Chart and figure data
▬▬▬

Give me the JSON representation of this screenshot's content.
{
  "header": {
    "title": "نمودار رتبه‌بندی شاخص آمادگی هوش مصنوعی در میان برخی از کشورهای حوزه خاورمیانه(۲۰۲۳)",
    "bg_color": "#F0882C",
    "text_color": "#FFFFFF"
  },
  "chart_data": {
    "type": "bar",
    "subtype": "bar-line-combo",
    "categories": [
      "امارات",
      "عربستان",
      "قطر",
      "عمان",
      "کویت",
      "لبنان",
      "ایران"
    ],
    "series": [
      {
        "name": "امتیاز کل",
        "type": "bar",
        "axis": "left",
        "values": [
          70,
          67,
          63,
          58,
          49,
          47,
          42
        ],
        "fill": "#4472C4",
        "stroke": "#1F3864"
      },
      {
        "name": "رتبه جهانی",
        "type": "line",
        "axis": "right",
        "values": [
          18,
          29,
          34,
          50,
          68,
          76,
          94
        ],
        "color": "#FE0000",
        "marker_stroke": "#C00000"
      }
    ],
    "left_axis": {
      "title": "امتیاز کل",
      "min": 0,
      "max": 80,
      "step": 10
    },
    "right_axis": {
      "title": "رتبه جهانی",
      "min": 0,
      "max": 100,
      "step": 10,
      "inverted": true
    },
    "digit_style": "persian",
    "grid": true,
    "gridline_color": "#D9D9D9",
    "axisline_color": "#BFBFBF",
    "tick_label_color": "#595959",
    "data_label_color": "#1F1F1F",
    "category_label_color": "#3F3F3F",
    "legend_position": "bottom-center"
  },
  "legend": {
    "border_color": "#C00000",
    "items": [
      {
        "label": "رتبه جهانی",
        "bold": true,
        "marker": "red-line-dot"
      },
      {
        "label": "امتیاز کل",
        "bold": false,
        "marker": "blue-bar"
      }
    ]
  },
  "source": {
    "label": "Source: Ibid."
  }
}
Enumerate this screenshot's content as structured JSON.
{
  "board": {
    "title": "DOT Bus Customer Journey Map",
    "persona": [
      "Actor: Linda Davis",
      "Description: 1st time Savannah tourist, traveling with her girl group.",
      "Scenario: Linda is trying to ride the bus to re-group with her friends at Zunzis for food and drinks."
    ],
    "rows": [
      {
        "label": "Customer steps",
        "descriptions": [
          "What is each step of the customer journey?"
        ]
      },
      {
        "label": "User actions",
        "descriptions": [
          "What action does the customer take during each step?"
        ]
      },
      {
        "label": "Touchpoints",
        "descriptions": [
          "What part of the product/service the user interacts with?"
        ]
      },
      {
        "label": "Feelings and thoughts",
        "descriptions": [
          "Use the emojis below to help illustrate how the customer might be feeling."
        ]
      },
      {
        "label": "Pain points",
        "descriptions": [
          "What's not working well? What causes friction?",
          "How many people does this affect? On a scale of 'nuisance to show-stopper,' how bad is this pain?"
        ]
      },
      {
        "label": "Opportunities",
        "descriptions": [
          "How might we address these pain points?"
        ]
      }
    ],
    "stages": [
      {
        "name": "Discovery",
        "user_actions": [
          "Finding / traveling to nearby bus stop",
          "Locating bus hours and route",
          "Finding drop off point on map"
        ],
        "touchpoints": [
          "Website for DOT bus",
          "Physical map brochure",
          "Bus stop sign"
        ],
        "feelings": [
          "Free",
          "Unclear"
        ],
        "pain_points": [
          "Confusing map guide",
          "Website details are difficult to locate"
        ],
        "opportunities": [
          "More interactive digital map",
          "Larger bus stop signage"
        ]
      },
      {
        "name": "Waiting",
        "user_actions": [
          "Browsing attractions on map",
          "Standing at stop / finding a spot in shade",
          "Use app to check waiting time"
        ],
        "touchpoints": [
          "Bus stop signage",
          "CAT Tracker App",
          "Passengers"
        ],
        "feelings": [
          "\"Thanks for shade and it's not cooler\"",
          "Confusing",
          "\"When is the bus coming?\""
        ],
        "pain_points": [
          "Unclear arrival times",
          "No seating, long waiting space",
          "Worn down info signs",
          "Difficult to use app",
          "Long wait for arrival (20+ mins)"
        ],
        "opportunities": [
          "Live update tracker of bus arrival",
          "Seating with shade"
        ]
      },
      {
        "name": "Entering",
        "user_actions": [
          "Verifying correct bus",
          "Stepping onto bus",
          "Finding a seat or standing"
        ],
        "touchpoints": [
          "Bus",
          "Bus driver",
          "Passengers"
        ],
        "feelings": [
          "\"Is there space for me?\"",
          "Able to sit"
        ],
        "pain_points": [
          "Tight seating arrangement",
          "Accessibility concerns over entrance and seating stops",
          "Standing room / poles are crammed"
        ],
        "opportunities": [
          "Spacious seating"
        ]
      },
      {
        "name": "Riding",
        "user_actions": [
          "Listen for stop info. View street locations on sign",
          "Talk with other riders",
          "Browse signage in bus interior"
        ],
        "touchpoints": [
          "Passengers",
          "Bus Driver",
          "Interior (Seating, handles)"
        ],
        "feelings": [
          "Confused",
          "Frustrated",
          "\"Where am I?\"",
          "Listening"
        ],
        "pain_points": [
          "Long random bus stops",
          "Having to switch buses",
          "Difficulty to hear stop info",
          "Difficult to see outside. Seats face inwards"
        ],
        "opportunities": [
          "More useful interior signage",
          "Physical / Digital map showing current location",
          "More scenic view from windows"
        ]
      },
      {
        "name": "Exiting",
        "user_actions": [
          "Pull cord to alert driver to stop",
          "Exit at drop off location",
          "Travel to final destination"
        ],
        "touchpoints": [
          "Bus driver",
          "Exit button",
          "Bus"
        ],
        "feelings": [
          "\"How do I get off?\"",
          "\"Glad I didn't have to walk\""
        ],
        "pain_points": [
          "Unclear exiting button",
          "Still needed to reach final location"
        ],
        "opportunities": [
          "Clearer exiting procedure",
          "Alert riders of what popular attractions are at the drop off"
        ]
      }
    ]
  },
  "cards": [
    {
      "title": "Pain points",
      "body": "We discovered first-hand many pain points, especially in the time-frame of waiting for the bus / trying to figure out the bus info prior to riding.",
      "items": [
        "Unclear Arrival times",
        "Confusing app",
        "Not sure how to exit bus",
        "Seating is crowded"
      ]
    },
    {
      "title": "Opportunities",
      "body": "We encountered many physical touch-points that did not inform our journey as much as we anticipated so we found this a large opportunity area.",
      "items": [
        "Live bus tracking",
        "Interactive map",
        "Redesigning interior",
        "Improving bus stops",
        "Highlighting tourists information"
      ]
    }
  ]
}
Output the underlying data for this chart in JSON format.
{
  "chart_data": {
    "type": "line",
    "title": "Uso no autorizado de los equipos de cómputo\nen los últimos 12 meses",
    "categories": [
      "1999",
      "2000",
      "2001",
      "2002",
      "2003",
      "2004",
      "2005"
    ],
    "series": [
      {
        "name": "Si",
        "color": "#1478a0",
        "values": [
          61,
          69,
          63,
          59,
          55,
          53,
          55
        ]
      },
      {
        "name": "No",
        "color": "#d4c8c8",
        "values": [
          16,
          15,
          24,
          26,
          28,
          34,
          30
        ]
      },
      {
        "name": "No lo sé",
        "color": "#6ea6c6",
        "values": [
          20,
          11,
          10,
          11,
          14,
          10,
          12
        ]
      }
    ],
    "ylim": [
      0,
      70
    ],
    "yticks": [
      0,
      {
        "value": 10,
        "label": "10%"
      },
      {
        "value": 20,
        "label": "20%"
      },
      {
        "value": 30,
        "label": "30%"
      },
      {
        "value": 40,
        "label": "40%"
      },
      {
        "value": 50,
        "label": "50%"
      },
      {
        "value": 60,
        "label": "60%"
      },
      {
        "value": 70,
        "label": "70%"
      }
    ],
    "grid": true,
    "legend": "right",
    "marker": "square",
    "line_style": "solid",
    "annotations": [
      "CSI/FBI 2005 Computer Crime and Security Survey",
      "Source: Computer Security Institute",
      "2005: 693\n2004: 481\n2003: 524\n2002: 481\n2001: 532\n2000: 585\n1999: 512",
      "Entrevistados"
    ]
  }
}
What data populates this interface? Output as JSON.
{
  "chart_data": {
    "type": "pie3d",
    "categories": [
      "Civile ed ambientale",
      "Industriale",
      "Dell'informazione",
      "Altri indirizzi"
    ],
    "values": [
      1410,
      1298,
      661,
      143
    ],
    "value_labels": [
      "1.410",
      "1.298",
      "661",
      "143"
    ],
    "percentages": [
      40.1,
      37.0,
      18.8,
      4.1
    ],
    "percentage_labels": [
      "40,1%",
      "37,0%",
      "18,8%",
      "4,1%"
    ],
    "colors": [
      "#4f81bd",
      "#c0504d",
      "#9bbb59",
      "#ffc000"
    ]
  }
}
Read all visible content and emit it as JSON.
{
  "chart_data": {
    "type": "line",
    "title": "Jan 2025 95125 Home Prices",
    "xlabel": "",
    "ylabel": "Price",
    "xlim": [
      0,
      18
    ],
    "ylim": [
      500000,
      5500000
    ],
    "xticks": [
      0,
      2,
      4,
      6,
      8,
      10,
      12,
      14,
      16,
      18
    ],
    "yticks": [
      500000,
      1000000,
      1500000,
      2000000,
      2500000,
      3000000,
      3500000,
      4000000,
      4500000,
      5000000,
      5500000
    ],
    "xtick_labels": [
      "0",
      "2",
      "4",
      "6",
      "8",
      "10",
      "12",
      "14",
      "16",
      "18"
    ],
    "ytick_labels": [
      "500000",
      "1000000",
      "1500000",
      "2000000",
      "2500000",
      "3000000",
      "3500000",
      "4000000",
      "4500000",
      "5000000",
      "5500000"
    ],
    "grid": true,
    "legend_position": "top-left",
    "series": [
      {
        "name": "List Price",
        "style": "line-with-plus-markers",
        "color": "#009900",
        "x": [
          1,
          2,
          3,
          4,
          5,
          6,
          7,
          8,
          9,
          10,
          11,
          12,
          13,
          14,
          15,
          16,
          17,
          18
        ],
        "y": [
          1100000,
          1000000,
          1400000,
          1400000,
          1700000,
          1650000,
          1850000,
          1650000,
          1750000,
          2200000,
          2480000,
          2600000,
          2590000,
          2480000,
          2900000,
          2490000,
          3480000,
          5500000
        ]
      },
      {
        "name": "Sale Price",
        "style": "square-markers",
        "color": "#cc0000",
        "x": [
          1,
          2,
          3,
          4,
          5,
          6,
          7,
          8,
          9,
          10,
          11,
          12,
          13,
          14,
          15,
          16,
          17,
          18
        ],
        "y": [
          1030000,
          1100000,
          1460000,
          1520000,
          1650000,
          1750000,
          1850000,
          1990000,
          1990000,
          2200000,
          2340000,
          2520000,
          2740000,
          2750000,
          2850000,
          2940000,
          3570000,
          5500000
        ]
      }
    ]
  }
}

▬▬▬

Given problem
Copy every line of the listing that contains the word "Output".

Written answer
Output the underlying data for this chart in JSON format.
What data populates this interface? Output as JSON.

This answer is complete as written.